• _WRITTEN INSTRUCTION_
Extract each line of the data and write it out again exactly.

—————

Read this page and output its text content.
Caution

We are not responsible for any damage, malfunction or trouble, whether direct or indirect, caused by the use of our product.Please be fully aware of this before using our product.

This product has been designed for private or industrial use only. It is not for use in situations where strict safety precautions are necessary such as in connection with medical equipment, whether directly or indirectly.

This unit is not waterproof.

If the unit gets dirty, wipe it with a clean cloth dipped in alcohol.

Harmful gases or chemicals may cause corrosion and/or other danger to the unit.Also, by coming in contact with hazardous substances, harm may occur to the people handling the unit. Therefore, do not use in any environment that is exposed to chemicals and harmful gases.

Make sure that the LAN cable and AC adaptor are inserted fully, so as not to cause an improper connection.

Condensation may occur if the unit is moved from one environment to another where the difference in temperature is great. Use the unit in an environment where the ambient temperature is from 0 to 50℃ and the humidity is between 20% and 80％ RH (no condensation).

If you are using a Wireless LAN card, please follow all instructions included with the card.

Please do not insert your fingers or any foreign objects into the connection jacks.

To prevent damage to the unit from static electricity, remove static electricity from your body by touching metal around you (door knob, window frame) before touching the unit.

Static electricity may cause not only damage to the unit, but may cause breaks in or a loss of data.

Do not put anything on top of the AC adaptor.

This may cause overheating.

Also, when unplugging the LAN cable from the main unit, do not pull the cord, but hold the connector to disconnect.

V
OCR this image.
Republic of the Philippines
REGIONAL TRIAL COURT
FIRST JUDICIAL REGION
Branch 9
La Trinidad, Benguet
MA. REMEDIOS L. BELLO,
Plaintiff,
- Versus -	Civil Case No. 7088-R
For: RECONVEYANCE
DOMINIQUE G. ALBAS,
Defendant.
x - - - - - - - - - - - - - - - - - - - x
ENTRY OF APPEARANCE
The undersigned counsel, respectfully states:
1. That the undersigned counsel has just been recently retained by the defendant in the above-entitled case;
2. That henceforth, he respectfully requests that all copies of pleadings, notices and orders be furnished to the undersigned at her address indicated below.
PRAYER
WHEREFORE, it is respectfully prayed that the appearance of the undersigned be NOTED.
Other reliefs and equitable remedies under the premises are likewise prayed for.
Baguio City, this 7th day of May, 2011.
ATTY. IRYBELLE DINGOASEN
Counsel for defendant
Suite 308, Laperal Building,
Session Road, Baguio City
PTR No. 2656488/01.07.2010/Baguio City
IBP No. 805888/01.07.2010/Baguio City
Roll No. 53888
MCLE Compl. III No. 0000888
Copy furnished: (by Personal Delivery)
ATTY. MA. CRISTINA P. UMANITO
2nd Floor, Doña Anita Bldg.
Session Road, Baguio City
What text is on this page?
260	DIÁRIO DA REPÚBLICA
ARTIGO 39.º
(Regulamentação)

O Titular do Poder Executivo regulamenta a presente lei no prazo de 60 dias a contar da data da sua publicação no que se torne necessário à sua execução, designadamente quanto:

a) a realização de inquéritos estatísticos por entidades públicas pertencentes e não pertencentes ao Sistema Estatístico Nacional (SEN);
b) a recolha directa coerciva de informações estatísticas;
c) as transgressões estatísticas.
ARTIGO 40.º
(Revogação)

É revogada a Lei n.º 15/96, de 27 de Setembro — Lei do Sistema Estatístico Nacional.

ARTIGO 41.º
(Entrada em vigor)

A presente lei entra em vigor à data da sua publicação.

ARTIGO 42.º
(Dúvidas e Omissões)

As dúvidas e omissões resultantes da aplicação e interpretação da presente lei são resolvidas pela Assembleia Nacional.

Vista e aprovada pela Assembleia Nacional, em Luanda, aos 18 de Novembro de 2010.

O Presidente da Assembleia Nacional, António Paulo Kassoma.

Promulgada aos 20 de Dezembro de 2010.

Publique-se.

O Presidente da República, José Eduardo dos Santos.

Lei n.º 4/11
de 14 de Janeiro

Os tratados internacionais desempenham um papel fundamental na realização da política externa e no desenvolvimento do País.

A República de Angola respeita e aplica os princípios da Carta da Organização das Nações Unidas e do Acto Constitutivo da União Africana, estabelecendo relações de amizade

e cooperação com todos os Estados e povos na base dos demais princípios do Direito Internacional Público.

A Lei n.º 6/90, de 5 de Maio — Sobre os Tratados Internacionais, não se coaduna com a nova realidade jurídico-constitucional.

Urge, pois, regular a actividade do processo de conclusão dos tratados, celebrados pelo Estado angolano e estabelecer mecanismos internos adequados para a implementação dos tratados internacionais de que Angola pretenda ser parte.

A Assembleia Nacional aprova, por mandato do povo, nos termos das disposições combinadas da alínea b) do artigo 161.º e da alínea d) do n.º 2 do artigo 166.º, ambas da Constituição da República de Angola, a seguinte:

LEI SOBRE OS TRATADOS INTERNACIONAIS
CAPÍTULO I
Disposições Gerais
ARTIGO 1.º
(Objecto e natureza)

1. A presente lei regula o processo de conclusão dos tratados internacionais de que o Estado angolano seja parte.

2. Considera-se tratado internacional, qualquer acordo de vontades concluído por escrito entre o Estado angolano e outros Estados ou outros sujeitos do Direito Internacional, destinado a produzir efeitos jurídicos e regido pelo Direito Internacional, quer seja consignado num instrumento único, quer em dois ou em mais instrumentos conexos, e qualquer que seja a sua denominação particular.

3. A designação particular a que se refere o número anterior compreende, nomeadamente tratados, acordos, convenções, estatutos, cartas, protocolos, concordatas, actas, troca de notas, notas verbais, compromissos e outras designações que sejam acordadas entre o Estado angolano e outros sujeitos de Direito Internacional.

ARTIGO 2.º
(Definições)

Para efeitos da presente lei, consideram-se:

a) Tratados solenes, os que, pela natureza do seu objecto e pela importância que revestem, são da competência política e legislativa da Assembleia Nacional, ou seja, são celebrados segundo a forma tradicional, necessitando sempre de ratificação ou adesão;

—————

• _EXERCISE RESPONSE_
Read this page and output its text content.
Caution

We are not responsible for any damage, malfunction or trouble, whether direct or indirect, caused by the use of our product.Please be fully aware of this before using our product.

This product has been designed for private or industrial use only. It is not for use in situations where strict safety precautions are necessary such as in connection with medical equipment, whether directly or indirectly.

This unit is not waterproof.

If the unit gets dirty, wipe it with a clean cloth dipped in alcohol.

Harmful gases or chemicals may cause corrosion and/or other danger to the unit.Also, by coming in contact with hazardous substances, harm may occur to the people handling the unit. Therefore, do not use in any environment that is exposed to chemicals and harmful gases.

Make sure that the LAN cable and AC adaptor are inserted fully, so as not to cause an improper connection.

Condensation may occur if the unit is moved from one environment to another where the difference in temperature is great. Use the unit in an environment where the ambient temperature is from 0 to 50℃ and the humidity is between 20% and 80％ RH (no condensation).

If you are using a Wireless LAN card, please follow all instructions included with the card.

Please do not insert your fingers or any foreign objects into the connection jacks.

To prevent damage to the unit from static electricity, remove static electricity from your body by touching metal around you (door knob, window frame) before touching the unit.

Static electricity may cause not only damage to the unit, but may cause breaks in or a loss of data.

Do not put anything on top of the AC adaptor.

This may cause overheating.

Also, when unplugging the LAN cable from the main unit, do not pull the cord, but hold the connector to disconnect.

V
OCR this image.
Republic of the Philippines
REGIONAL TRIAL COURT
FIRST JUDICIAL REGION
Branch 9
La Trinidad, Benguet
MA. REMEDIOS L. BELLO,
Plaintiff,
- Versus -	Civil Case No. 7088-R
For: RECONVEYANCE
DOMINIQUE G. ALBAS,
Defendant.
x - - - - - - - - - - - - - - - - - - - x
ENTRY OF APPEARANCE
The undersigned counsel, respectfully states:
1. That the undersigned counsel has just been recently retained by the defendant in the above-entitled case;
2. That henceforth, he respectfully requests that all copies of pleadings, notices and orders be furnished to the undersigned at her address indicated below.
PRAYER
WHEREFORE, it is respectfully prayed that the appearance of the undersigned be NOTED.
Other reliefs and equitable remedies under the premises are likewise prayed for.
Baguio City, this 7th day of May, 2011.
ATTY. IRYBELLE DINGOASEN
Counsel for defendant
Suite 308, Laperal Building,
Session Road, Baguio City
PTR No. 2656488/01.07.2010/Baguio City
IBP No. 805888/01.07.2010/Baguio City
Roll No. 53888
MCLE Compl. III No. 0000888
Copy furnished: (by Personal Delivery)
ATTY. MA. CRISTINA P. UMANITO
2nd Floor, Doña Anita Bldg.
Session Road, Baguio City
What text is on this page?
260	DIÁRIO DA REPÚBLICA
ARTIGO 39.º
(Regulamentação)

O Titular do Poder Executivo regulamenta a presente lei no prazo de 60 dias a contar da data da sua publicação no que se torne necessário à sua execução, designadamente quanto:

a) a realização de inquéritos estatísticos por entidades públicas pertencentes e não pertencentes ao Sistema Estatístico Nacional (SEN);
b) a recolha directa coerciva de informações estatísticas;
c) as transgressões estatísticas.
ARTIGO 40.º
(Revogação)

É revogada a Lei n.º 15/96, de 27 de Setembro — Lei do Sistema Estatístico Nacional.

ARTIGO 41.º
(Entrada em vigor)

A presente lei entra em vigor à data da sua publicação.

ARTIGO 42.º
(Dúvidas e Omissões)

As dúvidas e omissões resultantes da aplicação e interpretação da presente lei são resolvidas pela Assembleia Nacional.

Vista e aprovada pela Assembleia Nacional, em Luanda, aos 18 de Novembro de 2010.

O Presidente da Assembleia Nacional, António Paulo Kassoma.

Promulgada aos 20 de Dezembro de 2010.

Publique-se.

O Presidente da República, José Eduardo dos Santos.

Lei n.º 4/11
de 14 de Janeiro

Os tratados internacionais desempenham um papel fundamental na realização da política externa e no desenvolvimento do País.

A República de Angola respeita e aplica os princípios da Carta da Organização das Nações Unidas e do Acto Constitutivo da União Africana, estabelecendo relações de amizade

e cooperação com todos os Estados e povos na base dos demais princípios do Direito Internacional Público.

A Lei n.º 6/90, de 5 de Maio — Sobre os Tratados Internacionais, não se coaduna com a nova realidade jurídico-constitucional.

Urge, pois, regular a actividade do processo de conclusão dos tratados, celebrados pelo Estado angolano e estabelecer mecanismos internos adequados para a implementação dos tratados internacionais de que Angola pretenda ser parte.

A Assembleia Nacional aprova, por mandato do povo, nos termos das disposições combinadas da alínea b) do artigo 161.º e da alínea d) do n.º 2 do artigo 166.º, ambas da Constituição da República de Angola, a seguinte:

LEI SOBRE OS TRATADOS INTERNACIONAIS
CAPÍTULO I
Disposições Gerais
ARTIGO 1.º
(Objecto e natureza)

1. A presente lei regula o processo de conclusão dos tratados internacionais de que o Estado angolano seja parte.

2. Considera-se tratado internacional, qualquer acordo de vontades concluído por escrito entre o Estado angolano e outros Estados ou outros sujeitos do Direito Internacional, destinado a produzir efeitos jurídicos e regido pelo Direito Internacional, quer seja consignado num instrumento único, quer em dois ou em mais instrumentos conexos, e qualquer que seja a sua denominação particular.

3. A designação particular a que se refere o número anterior compreende, nomeadamente tratados, acordos, convenções, estatutos, cartas, protocolos, concordatas, actas, troca de notas, notas verbais, compromissos e outras designações que sejam acordadas entre o Estado angolano e outros sujeitos de Direito Internacional.

ARTIGO 2.º
(Definições)

Para efeitos da presente lei, consideram-se:

a) Tratados solenes, os que, pela natureza do seu objecto e pela importância que revestem, são da competência política e legislativa da Assembleia Nacional, ou seja, são celebrados segundo a forma tradicional, necessitando sempre de ratificação ou adesão;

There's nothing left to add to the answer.